Requirement:
Can you arrange the part of the records that opens with the line containing "user-handle[interactable]: @michaeljburry [390,26,585,60]" and closes with the line containing "tweet-header: Cassandra B.C." as a numbered list, leaving out blank lines?
=== The records ===
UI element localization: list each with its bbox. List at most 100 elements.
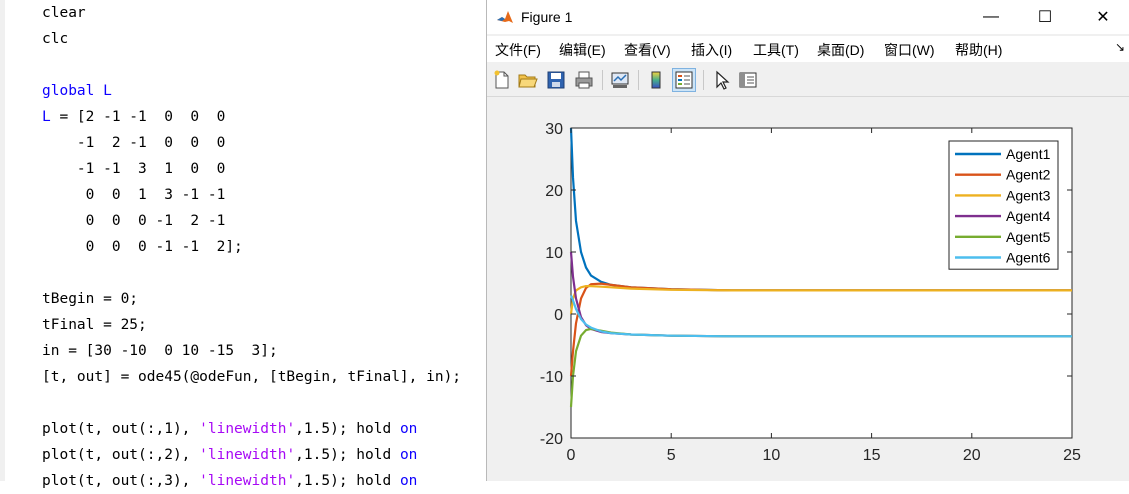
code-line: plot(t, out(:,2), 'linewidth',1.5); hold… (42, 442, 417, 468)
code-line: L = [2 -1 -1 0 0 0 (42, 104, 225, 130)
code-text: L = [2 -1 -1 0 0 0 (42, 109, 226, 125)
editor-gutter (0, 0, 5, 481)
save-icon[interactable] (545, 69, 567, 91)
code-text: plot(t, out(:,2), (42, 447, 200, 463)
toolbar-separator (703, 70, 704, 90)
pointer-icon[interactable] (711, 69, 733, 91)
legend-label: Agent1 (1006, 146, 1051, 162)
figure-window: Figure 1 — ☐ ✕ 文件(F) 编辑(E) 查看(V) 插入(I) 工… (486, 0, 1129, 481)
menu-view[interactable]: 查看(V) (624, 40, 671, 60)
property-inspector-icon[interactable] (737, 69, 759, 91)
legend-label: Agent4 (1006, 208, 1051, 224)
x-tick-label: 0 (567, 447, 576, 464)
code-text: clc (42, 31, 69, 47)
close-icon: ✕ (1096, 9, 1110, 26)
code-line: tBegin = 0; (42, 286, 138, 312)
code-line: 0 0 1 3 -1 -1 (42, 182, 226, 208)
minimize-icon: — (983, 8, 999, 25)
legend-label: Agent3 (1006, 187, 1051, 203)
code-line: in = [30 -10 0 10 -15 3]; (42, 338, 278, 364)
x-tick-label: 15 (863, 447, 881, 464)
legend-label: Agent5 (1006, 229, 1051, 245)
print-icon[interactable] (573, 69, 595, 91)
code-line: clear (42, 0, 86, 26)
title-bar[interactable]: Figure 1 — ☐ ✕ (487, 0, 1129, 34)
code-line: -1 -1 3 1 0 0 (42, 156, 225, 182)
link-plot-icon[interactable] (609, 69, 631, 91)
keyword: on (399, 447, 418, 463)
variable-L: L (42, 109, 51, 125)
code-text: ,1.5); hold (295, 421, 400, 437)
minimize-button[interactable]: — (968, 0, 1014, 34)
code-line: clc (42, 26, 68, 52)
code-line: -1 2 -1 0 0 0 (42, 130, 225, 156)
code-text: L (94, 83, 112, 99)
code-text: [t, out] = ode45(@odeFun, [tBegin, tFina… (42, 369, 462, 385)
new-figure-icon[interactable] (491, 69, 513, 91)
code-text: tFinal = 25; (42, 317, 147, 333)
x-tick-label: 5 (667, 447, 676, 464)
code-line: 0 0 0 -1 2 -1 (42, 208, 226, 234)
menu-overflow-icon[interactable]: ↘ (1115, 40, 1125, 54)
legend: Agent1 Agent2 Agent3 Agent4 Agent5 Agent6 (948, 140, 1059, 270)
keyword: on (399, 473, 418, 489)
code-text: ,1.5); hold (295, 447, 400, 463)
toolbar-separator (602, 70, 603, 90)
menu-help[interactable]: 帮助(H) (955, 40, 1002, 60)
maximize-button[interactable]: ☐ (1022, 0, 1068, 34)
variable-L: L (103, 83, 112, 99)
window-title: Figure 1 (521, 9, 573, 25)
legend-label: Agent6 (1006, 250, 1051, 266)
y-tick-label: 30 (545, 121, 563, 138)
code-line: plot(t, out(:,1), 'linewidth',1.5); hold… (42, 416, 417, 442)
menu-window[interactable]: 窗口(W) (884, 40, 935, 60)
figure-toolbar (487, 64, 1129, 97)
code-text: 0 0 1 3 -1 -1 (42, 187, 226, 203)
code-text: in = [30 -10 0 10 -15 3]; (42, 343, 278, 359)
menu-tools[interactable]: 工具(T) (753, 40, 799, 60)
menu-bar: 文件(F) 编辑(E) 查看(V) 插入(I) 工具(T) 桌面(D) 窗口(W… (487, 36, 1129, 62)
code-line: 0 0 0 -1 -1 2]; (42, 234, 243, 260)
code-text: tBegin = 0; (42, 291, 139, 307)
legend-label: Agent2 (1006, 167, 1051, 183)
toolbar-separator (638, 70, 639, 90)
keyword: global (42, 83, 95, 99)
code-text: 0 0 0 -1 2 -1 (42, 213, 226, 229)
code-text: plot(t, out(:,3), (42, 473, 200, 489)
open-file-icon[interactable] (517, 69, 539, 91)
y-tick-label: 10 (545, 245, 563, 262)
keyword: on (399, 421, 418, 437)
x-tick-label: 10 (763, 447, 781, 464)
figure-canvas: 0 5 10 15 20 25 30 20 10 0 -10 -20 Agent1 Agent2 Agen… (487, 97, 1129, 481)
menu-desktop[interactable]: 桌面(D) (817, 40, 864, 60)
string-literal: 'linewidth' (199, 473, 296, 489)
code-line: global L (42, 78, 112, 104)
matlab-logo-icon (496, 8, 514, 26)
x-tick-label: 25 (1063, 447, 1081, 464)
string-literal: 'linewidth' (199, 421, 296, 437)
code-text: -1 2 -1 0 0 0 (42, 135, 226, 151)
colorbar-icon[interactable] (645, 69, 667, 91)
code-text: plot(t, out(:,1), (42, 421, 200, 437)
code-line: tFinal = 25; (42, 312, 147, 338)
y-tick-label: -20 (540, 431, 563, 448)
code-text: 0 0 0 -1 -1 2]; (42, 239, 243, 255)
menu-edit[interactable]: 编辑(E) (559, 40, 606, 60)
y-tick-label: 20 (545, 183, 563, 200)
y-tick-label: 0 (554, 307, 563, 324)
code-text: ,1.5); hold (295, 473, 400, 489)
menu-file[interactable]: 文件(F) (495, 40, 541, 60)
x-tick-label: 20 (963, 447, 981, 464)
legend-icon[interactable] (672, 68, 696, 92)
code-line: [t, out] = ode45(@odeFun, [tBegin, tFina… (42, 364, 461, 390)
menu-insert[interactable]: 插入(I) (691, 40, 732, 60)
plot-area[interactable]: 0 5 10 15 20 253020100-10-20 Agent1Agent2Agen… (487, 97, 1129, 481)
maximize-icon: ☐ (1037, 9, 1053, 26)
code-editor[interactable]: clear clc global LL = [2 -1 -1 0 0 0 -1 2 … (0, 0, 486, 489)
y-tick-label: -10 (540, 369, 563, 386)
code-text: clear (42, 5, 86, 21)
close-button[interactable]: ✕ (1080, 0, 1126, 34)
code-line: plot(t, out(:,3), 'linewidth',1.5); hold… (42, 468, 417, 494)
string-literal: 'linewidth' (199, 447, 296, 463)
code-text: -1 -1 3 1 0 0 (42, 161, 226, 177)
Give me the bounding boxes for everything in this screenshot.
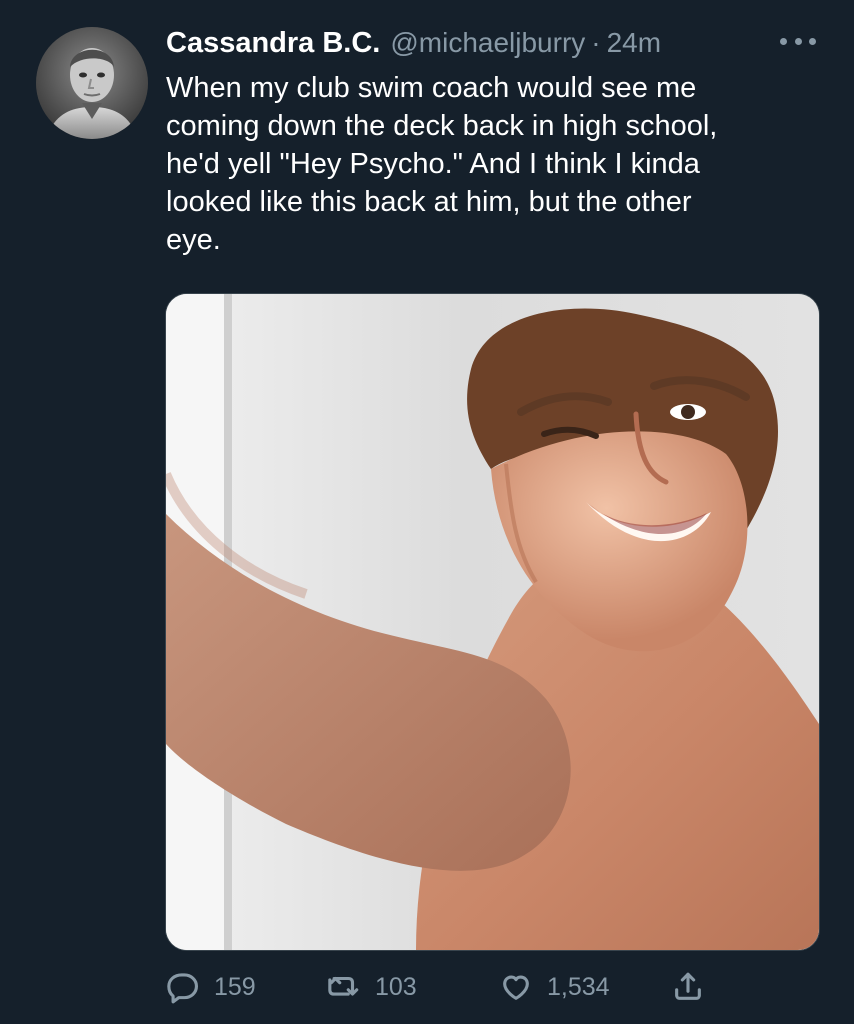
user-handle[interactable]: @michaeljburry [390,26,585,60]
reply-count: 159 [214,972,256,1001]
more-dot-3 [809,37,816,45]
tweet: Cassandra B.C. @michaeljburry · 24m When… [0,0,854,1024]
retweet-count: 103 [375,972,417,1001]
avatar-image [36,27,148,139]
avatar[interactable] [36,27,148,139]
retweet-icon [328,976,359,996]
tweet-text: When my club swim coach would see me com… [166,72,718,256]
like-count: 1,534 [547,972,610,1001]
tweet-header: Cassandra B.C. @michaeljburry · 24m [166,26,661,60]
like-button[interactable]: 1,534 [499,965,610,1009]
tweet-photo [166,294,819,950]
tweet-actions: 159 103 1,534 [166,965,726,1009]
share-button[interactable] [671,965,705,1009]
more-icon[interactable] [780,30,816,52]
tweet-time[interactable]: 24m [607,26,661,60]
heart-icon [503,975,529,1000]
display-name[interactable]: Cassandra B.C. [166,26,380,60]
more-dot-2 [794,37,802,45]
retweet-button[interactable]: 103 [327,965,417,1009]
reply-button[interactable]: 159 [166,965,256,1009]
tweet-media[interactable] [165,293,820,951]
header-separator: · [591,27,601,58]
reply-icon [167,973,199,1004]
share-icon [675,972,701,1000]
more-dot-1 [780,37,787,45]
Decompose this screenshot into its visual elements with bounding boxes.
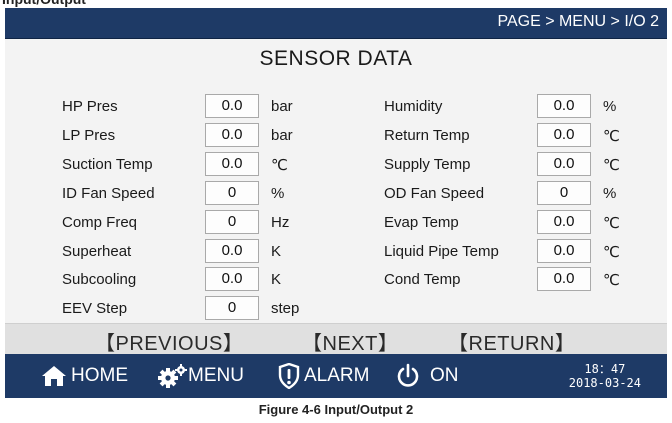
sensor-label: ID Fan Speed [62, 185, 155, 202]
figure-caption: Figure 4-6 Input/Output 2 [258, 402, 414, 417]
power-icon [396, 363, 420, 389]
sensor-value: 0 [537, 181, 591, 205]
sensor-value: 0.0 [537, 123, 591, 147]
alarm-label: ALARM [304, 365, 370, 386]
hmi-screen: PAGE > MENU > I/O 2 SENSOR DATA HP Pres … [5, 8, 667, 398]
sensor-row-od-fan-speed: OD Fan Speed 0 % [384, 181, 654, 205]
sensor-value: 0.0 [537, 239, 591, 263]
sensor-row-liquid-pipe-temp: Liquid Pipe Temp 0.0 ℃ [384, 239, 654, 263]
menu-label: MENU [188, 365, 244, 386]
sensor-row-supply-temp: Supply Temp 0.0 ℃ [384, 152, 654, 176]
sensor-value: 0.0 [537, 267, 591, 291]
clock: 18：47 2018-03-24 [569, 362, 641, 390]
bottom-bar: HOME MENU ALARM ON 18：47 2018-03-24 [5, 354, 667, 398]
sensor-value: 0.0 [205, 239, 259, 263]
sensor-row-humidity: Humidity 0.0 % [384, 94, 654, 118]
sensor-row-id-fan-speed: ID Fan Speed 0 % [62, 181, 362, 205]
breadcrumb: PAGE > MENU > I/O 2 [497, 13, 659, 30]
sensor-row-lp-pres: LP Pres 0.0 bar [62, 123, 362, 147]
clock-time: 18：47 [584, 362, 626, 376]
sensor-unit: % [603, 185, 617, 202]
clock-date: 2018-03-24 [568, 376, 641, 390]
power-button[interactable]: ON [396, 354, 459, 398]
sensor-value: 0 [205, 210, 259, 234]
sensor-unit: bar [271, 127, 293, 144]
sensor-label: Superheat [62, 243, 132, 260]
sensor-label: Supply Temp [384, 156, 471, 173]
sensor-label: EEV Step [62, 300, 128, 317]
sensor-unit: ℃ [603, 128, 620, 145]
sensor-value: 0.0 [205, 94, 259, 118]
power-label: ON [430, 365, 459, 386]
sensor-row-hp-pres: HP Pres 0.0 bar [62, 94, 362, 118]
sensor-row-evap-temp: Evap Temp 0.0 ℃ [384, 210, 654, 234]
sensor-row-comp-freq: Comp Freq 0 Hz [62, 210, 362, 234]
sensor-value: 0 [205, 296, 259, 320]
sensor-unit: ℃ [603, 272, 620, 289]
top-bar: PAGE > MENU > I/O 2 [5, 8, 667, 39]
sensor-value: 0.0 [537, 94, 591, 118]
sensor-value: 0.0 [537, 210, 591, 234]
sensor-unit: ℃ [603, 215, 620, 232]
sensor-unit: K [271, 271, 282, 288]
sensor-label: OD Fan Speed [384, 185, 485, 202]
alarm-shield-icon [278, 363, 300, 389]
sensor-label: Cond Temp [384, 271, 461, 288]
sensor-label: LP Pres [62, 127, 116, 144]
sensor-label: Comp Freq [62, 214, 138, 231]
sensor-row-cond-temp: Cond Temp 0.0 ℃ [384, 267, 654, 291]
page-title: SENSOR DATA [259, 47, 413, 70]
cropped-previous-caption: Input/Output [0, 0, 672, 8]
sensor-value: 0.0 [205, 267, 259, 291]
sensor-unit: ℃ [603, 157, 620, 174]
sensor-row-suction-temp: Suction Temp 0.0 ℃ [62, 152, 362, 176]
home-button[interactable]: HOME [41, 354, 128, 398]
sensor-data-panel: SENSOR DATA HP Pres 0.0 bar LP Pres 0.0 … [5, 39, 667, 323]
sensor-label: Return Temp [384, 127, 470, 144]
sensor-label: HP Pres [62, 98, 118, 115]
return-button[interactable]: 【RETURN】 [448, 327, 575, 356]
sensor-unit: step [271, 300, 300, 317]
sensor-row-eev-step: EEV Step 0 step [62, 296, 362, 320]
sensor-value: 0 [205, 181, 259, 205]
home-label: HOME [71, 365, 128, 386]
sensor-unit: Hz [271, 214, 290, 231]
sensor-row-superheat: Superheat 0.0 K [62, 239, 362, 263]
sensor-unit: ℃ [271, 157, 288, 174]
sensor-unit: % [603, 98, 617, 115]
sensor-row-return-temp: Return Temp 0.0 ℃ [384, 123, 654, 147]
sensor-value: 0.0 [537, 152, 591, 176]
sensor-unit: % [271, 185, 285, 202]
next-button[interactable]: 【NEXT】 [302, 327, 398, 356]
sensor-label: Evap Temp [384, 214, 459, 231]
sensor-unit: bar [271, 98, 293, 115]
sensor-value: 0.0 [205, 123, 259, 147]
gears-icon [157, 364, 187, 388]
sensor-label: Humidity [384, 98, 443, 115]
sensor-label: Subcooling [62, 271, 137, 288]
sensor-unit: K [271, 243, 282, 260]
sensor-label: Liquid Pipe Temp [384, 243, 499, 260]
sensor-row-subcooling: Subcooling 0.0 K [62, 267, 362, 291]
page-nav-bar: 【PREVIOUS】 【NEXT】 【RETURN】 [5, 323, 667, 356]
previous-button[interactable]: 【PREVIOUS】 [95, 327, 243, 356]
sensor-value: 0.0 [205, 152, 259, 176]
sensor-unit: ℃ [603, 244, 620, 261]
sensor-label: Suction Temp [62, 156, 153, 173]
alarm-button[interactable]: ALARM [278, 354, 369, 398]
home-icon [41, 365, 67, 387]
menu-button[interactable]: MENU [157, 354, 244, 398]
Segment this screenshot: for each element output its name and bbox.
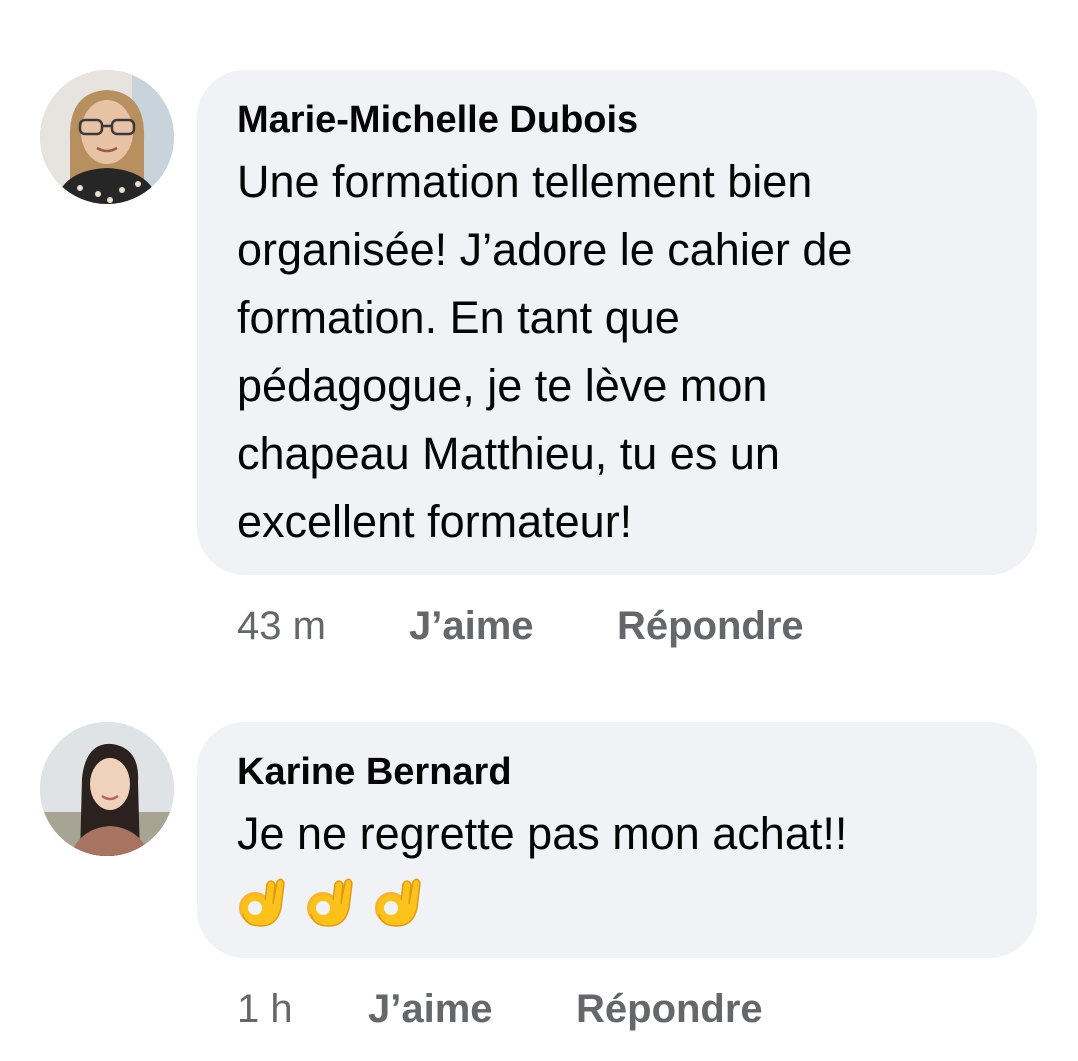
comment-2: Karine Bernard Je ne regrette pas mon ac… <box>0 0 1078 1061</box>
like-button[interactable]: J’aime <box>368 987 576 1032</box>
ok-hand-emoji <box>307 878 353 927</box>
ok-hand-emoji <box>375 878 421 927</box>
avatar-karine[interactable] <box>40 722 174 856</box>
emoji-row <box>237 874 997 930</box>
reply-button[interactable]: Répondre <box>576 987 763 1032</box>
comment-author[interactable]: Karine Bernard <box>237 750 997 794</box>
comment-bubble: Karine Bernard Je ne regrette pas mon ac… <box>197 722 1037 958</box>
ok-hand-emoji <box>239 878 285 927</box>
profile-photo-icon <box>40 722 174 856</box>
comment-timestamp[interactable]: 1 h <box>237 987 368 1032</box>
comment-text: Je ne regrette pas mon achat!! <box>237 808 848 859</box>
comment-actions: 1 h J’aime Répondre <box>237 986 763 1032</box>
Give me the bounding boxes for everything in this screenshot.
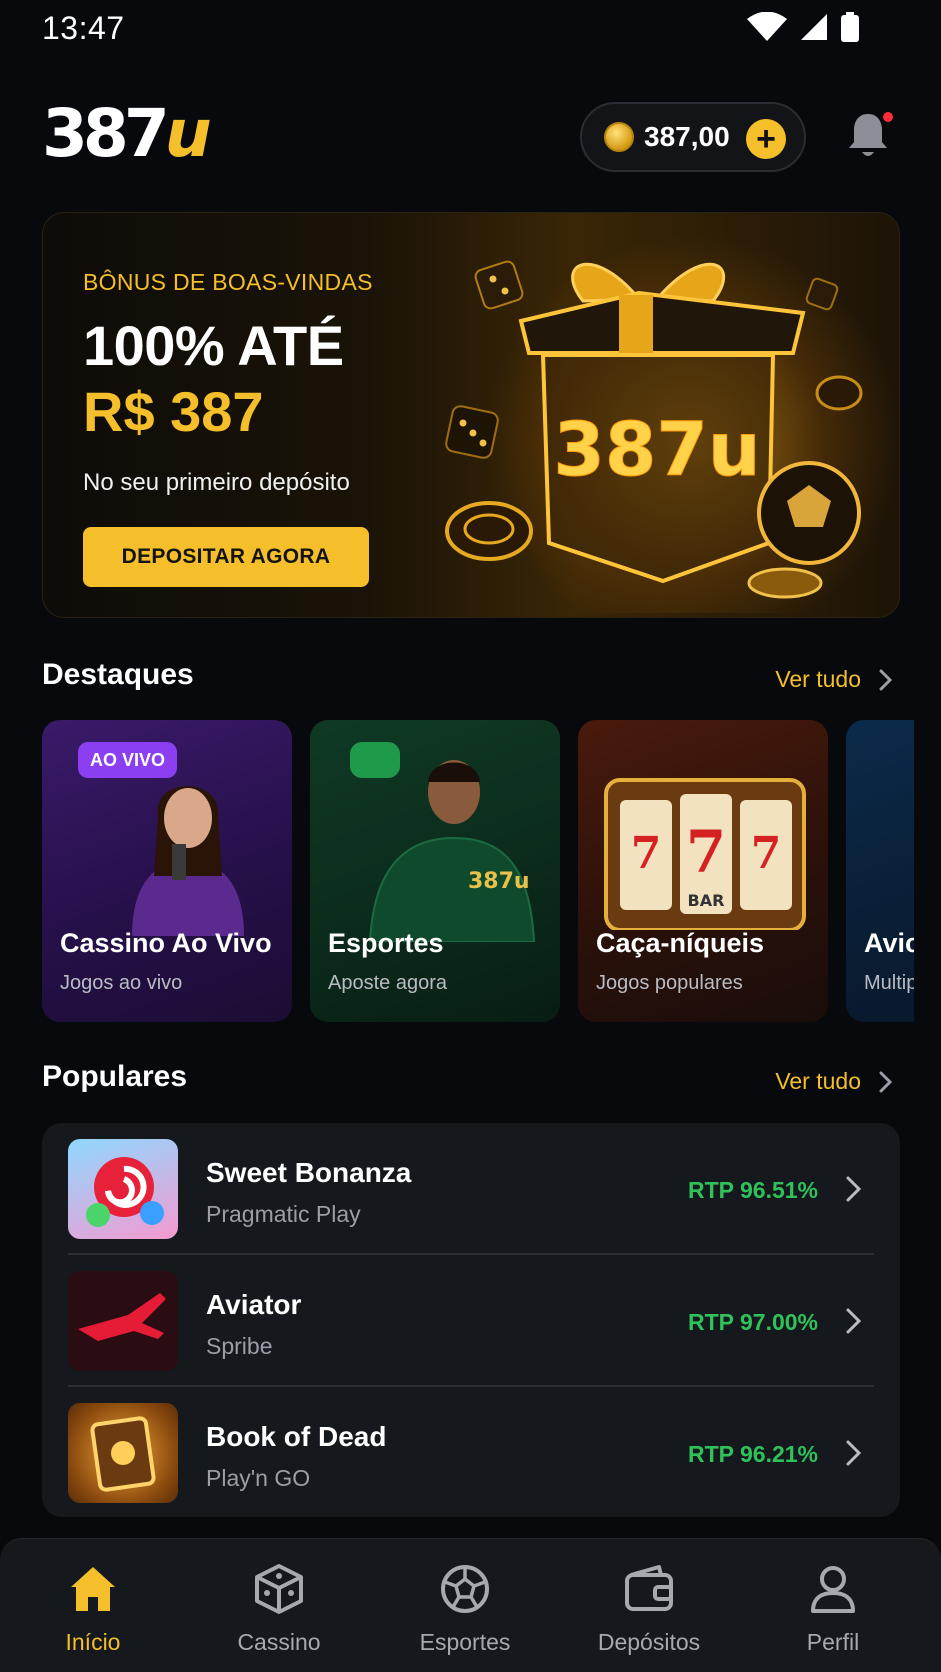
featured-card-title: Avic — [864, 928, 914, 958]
===
Finished task:
1. user-handle[interactable]: @michaeljburry [390,26,585,60]
2. reply-count: 159 [214,972,256,1001]
3. more-dot-3 [809,37,816,45]
4. tweet: Cassandra B.C. @michaeljburry · 24m When… [0,0,854,1024]
5. retweet-count: 103 [375,972,417,1001]
6. avatar-image [36,27,148,139]
7. avatar[interactable] [36,27,148,139]
8. retweet-icon [328,976,359,996]
9. tweet-text: When my club swim coach would see me com… [166,72,718,256]
10. like-count: 1,534 [547,972,610,1001]
11. tweet-header: Cassandra B.C. @michaeljburry · 24m [166,26,661,60]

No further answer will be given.